##### Data section
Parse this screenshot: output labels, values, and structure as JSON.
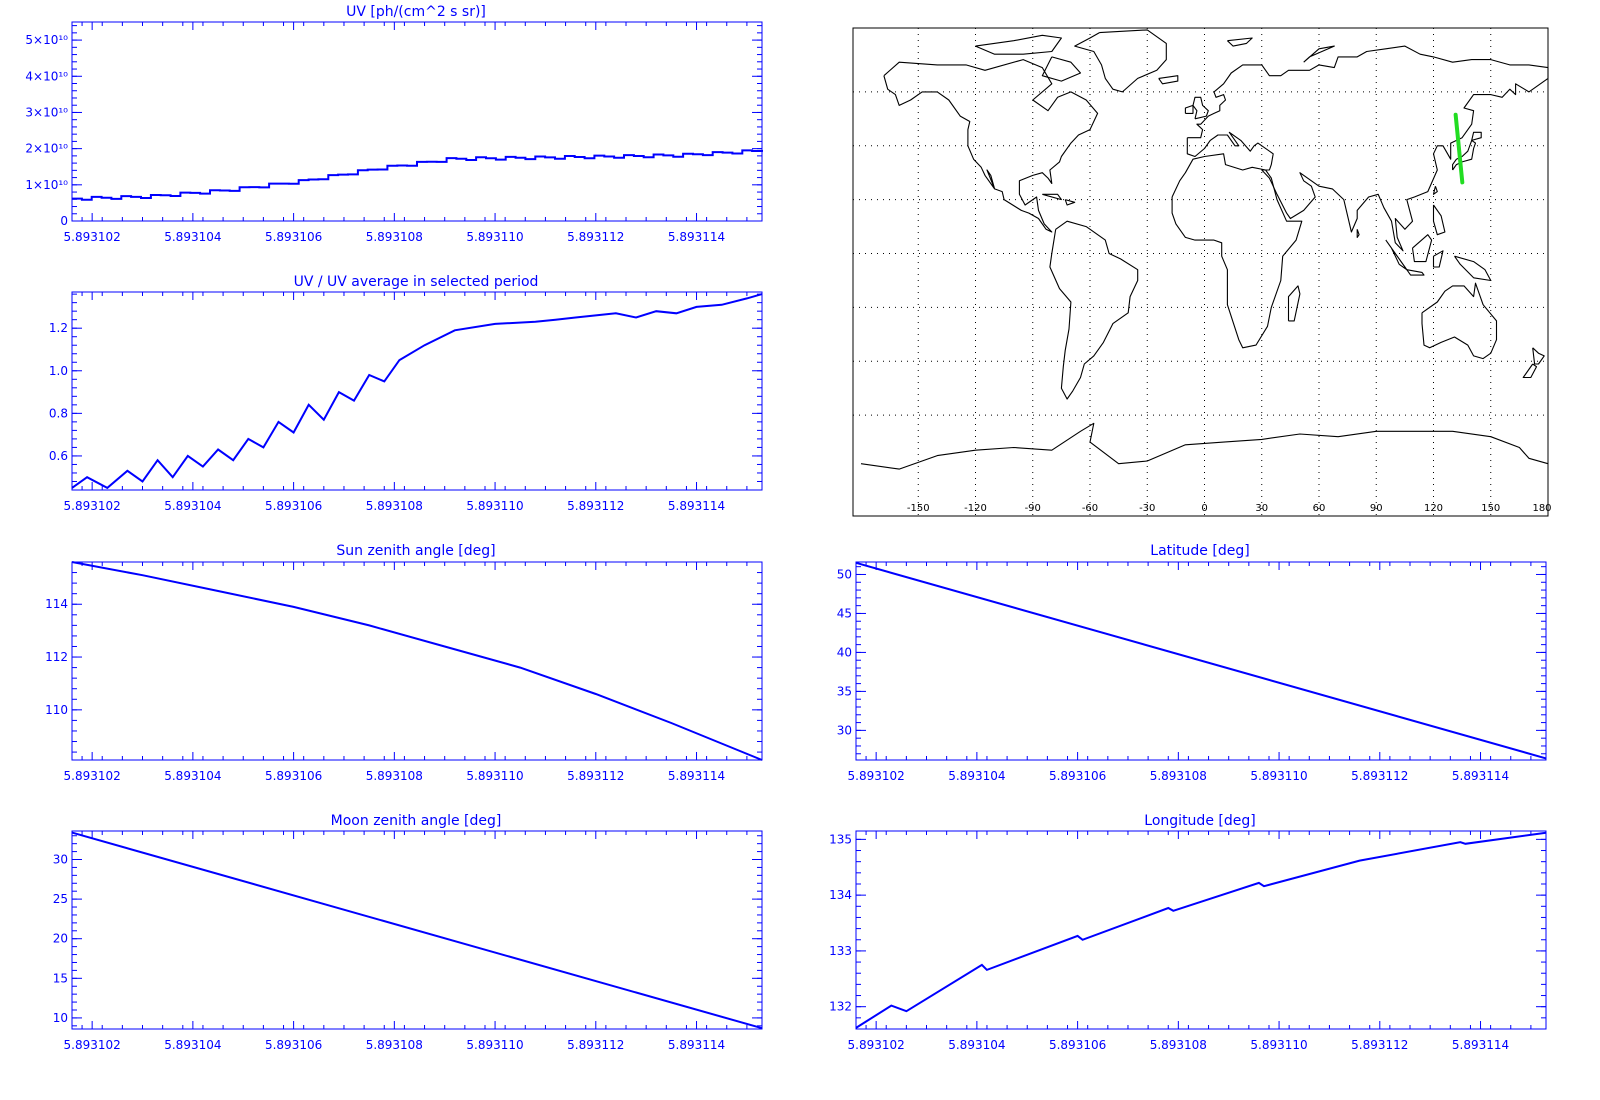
{
  "colors": {
    "axis": "#0000ff",
    "series": "#0000ff",
    "map_coast": "#000000",
    "map_grid": "#000000",
    "track": "#22dd22",
    "map_label": "#000000"
  },
  "x_ticks": [
    "5.893102",
    "5.893104",
    "5.893106",
    "5.893108",
    "5.893110",
    "5.893112",
    "5.893114"
  ],
  "chart_data": [
    {
      "id": "uv",
      "type": "line",
      "step": true,
      "title": "UV [ph/(cm^2 s sr)]",
      "xlim": [
        5.8931016,
        5.8931153
      ],
      "ylim": [
        0,
        55000000000.0
      ],
      "yticks": [
        0,
        10000000000.0,
        20000000000.0,
        30000000000.0,
        40000000000.0,
        50000000000.0
      ],
      "ytick_labels": [
        "0",
        "1×10¹⁰",
        "2×10¹⁰",
        "3×10¹⁰",
        "4×10¹⁰",
        "5×10¹⁰"
      ],
      "x": [
        5.8931016,
        5.8931031,
        5.8931046,
        5.8931061,
        5.8931076,
        5.8931091,
        5.8931106,
        5.8931121,
        5.8931136,
        5.8931153
      ],
      "y": [
        6200000000.0,
        6800000000.0,
        8500000000.0,
        11000000000.0,
        14500000000.0,
        17200000000.0,
        17500000000.0,
        17800000000.0,
        18200000000.0,
        19500000000.0
      ]
    },
    {
      "id": "uv_ratio",
      "type": "line",
      "title": "UV / UV average in selected period",
      "xlim": [
        5.8931016,
        5.8931153
      ],
      "ylim": [
        0.44,
        1.37
      ],
      "yticks": [
        0.6,
        0.8,
        1.0,
        1.2
      ],
      "ytick_labels": [
        "0.6",
        "0.8",
        "1.0",
        "1.2"
      ],
      "x": [
        5.8931016,
        5.8931019,
        5.8931023,
        5.8931027,
        5.893103,
        5.8931033,
        5.8931036,
        5.8931039,
        5.8931042,
        5.8931045,
        5.8931048,
        5.8931051,
        5.8931054,
        5.8931057,
        5.893106,
        5.8931063,
        5.8931066,
        5.8931069,
        5.8931072,
        5.8931075,
        5.8931078,
        5.8931081,
        5.8931086,
        5.8931092,
        5.89311,
        5.8931108,
        5.8931112,
        5.8931116,
        5.893112,
        5.8931124,
        5.8931128,
        5.8931132,
        5.8931136,
        5.893114,
        5.8931145,
        5.893115,
        5.8931153
      ],
      "y": [
        0.45,
        0.5,
        0.45,
        0.53,
        0.48,
        0.58,
        0.5,
        0.6,
        0.55,
        0.63,
        0.58,
        0.68,
        0.64,
        0.76,
        0.71,
        0.84,
        0.77,
        0.9,
        0.86,
        0.98,
        0.95,
        1.05,
        1.12,
        1.19,
        1.22,
        1.23,
        1.24,
        1.25,
        1.26,
        1.27,
        1.25,
        1.28,
        1.27,
        1.3,
        1.31,
        1.34,
        1.36
      ]
    },
    {
      "id": "sun_zenith",
      "type": "line",
      "title": "Sun zenith angle [deg]",
      "xlim": [
        5.8931016,
        5.8931153
      ],
      "ylim": [
        108.1,
        115.6
      ],
      "yticks": [
        110,
        112,
        114
      ],
      "ytick_labels": [
        "110",
        "112",
        "114"
      ],
      "x": [
        5.8931016,
        5.893103,
        5.8931045,
        5.893106,
        5.8931075,
        5.893109,
        5.8931105,
        5.893112,
        5.8931135,
        5.8931153
      ],
      "y": [
        115.6,
        115.1,
        114.5,
        113.9,
        113.2,
        112.4,
        111.6,
        110.6,
        109.5,
        108.1
      ]
    },
    {
      "id": "moon_zenith",
      "type": "line",
      "title": "Moon zenith angle [deg]",
      "xlim": [
        5.8931016,
        5.8931153
      ],
      "ylim": [
        8.6,
        33.6
      ],
      "yticks": [
        10,
        15,
        20,
        25,
        30
      ],
      "ytick_labels": [
        "10",
        "15",
        "20",
        "25",
        "30"
      ],
      "x": [
        5.8931016,
        5.8931153
      ],
      "y": [
        33.4,
        8.7
      ]
    },
    {
      "id": "latitude",
      "type": "line",
      "title": "Latitude [deg]",
      "xlim": [
        5.8931016,
        5.8931153
      ],
      "ylim": [
        26.2,
        51.6
      ],
      "yticks": [
        30,
        35,
        40,
        45,
        50
      ],
      "ytick_labels": [
        "30",
        "35",
        "40",
        "45",
        "50"
      ],
      "x": [
        5.8931016,
        5.8931153
      ],
      "y": [
        51.5,
        26.4
      ]
    },
    {
      "id": "longitude",
      "type": "line",
      "title": "Longitude [deg]",
      "xlim": [
        5.8931016,
        5.8931153
      ],
      "ylim": [
        131.6,
        135.15
      ],
      "yticks": [
        132,
        133,
        134,
        135
      ],
      "ytick_labels": [
        "132",
        "133",
        "134",
        "135"
      ],
      "x": [
        5.8931016,
        5.8931023,
        5.8931026,
        5.8931041,
        5.8931042,
        5.893106,
        5.8931061,
        5.8931078,
        5.8931079,
        5.8931096,
        5.8931097,
        5.8931116,
        5.8931136,
        5.8931137,
        5.8931153
      ],
      "y": [
        131.62,
        132.02,
        131.92,
        132.75,
        132.66,
        133.27,
        133.2,
        133.77,
        133.72,
        134.22,
        134.16,
        134.62,
        134.95,
        134.92,
        135.12
      ]
    }
  ],
  "map": {
    "type": "map",
    "projection": "equirectangular",
    "lon_range": [
      -180,
      180
    ],
    "lat_range": [
      -90,
      90
    ],
    "lon_ticks": [
      -150,
      -120,
      -90,
      -60,
      -30,
      0,
      30,
      60,
      90,
      120,
      150,
      180
    ],
    "lon_tick_labels": [
      "-150",
      "-120",
      "-90",
      "-60",
      "-30",
      "0",
      "30",
      "60",
      "90",
      "120",
      "150",
      "180"
    ],
    "grid": true,
    "track": [
      [
        131.6,
        51.5
      ],
      [
        135.1,
        26.4
      ]
    ]
  }
}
##########
Exercise prompt » Leave images out of the retyped records; keep all else exact.

Task output »
Parse this screenshot: output labels, values, and structure as JSON.
{
  "colors": {
    "axis": "#0000ff",
    "series": "#0000ff",
    "map_coast": "#000000",
    "map_grid": "#000000",
    "track": "#22dd22",
    "map_label": "#000000"
  },
  "x_ticks": [
    "5.893102",
    "5.893104",
    "5.893106",
    "5.893108",
    "5.893110",
    "5.893112",
    "5.893114"
  ],
  "chart_data": [
    {
      "id": "uv",
      "type": "line",
      "step": true,
      "title": "UV [ph/(cm^2 s sr)]",
      "xlim": [
        5.8931016,
        5.8931153
      ],
      "ylim": [
        0,
        55000000000.0
      ],
      "yticks": [
        0,
        10000000000.0,
        20000000000.0,
        30000000000.0,
        40000000000.0,
        50000000000.0
      ],
      "ytick_labels": [
        "0",
        "1×10¹⁰",
        "2×10¹⁰",
        "3×10¹⁰",
        "4×10¹⁰",
        "5×10¹⁰"
      ],
      "x": [
        5.8931016,
        5.8931031,
        5.8931046,
        5.8931061,
        5.8931076,
        5.8931091,
        5.8931106,
        5.8931121,
        5.8931136,
        5.8931153
      ],
      "y": [
        6200000000.0,
        6800000000.0,
        8500000000.0,
        11000000000.0,
        14500000000.0,
        17200000000.0,
        17500000000.0,
        17800000000.0,
        18200000000.0,
        19500000000.0
      ]
    },
    {
      "id": "uv_ratio",
      "type": "line",
      "title": "UV / UV average in selected period",
      "xlim": [
        5.8931016,
        5.8931153
      ],
      "ylim": [
        0.44,
        1.37
      ],
      "yticks": [
        0.6,
        0.8,
        1.0,
        1.2
      ],
      "ytick_labels": [
        "0.6",
        "0.8",
        "1.0",
        "1.2"
      ],
      "x": [
        5.8931016,
        5.8931019,
        5.8931023,
        5.8931027,
        5.893103,
        5.8931033,
        5.8931036,
        5.8931039,
        5.8931042,
        5.8931045,
        5.8931048,
        5.8931051,
        5.8931054,
        5.8931057,
        5.893106,
        5.8931063,
        5.8931066,
        5.8931069,
        5.8931072,
        5.8931075,
        5.8931078,
        5.8931081,
        5.8931086,
        5.8931092,
        5.89311,
        5.8931108,
        5.8931112,
        5.8931116,
        5.893112,
        5.8931124,
        5.8931128,
        5.8931132,
        5.8931136,
        5.893114,
        5.8931145,
        5.893115,
        5.8931153
      ],
      "y": [
        0.45,
        0.5,
        0.45,
        0.53,
        0.48,
        0.58,
        0.5,
        0.6,
        0.55,
        0.63,
        0.58,
        0.68,
        0.64,
        0.76,
        0.71,
        0.84,
        0.77,
        0.9,
        0.86,
        0.98,
        0.95,
        1.05,
        1.12,
        1.19,
        1.22,
        1.23,
        1.24,
        1.25,
        1.26,
        1.27,
        1.25,
        1.28,
        1.27,
        1.3,
        1.31,
        1.34,
        1.36
      ]
    },
    {
      "id": "sun_zenith",
      "type": "line",
      "title": "Sun zenith angle [deg]",
      "xlim": [
        5.8931016,
        5.8931153
      ],
      "ylim": [
        108.1,
        115.6
      ],
      "yticks": [
        110,
        112,
        114
      ],
      "ytick_labels": [
        "110",
        "112",
        "114"
      ],
      "x": [
        5.8931016,
        5.893103,
        5.8931045,
        5.893106,
        5.8931075,
        5.893109,
        5.8931105,
        5.893112,
        5.8931135,
        5.8931153
      ],
      "y": [
        115.6,
        115.1,
        114.5,
        113.9,
        113.2,
        112.4,
        111.6,
        110.6,
        109.5,
        108.1
      ]
    },
    {
      "id": "moon_zenith",
      "type": "line",
      "title": "Moon zenith angle [deg]",
      "xlim": [
        5.8931016,
        5.8931153
      ],
      "ylim": [
        8.6,
        33.6
      ],
      "yticks": [
        10,
        15,
        20,
        25,
        30
      ],
      "ytick_labels": [
        "10",
        "15",
        "20",
        "25",
        "30"
      ],
      "x": [
        5.8931016,
        5.8931153
      ],
      "y": [
        33.4,
        8.7
      ]
    },
    {
      "id": "latitude",
      "type": "line",
      "title": "Latitude [deg]",
      "xlim": [
        5.8931016,
        5.8931153
      ],
      "ylim": [
        26.2,
        51.6
      ],
      "yticks": [
        30,
        35,
        40,
        45,
        50
      ],
      "ytick_labels": [
        "30",
        "35",
        "40",
        "45",
        "50"
      ],
      "x": [
        5.8931016,
        5.8931153
      ],
      "y": [
        51.5,
        26.4
      ]
    },
    {
      "id": "longitude",
      "type": "line",
      "title": "Longitude [deg]",
      "xlim": [
        5.8931016,
        5.8931153
      ],
      "ylim": [
        131.6,
        135.15
      ],
      "yticks": [
        132,
        133,
        134,
        135
      ],
      "ytick_labels": [
        "132",
        "133",
        "134",
        "135"
      ],
      "x": [
        5.8931016,
        5.8931023,
        5.8931026,
        5.8931041,
        5.8931042,
        5.893106,
        5.8931061,
        5.8931078,
        5.8931079,
        5.8931096,
        5.8931097,
        5.8931116,
        5.8931136,
        5.8931137,
        5.8931153
      ],
      "y": [
        131.62,
        132.02,
        131.92,
        132.75,
        132.66,
        133.27,
        133.2,
        133.77,
        133.72,
        134.22,
        134.16,
        134.62,
        134.95,
        134.92,
        135.12
      ]
    }
  ],
  "map": {
    "type": "map",
    "projection": "equirectangular",
    "lon_range": [
      -180,
      180
    ],
    "lat_range": [
      -90,
      90
    ],
    "lon_ticks": [
      -150,
      -120,
      -90,
      -60,
      -30,
      0,
      30,
      60,
      90,
      120,
      150,
      180
    ],
    "lon_tick_labels": [
      "-150",
      "-120",
      "-90",
      "-60",
      "-30",
      "0",
      "30",
      "60",
      "90",
      "120",
      "150",
      "180"
    ],
    "grid": true,
    "track": [
      [
        131.6,
        51.5
      ],
      [
        135.1,
        26.4
      ]
    ]
  }
}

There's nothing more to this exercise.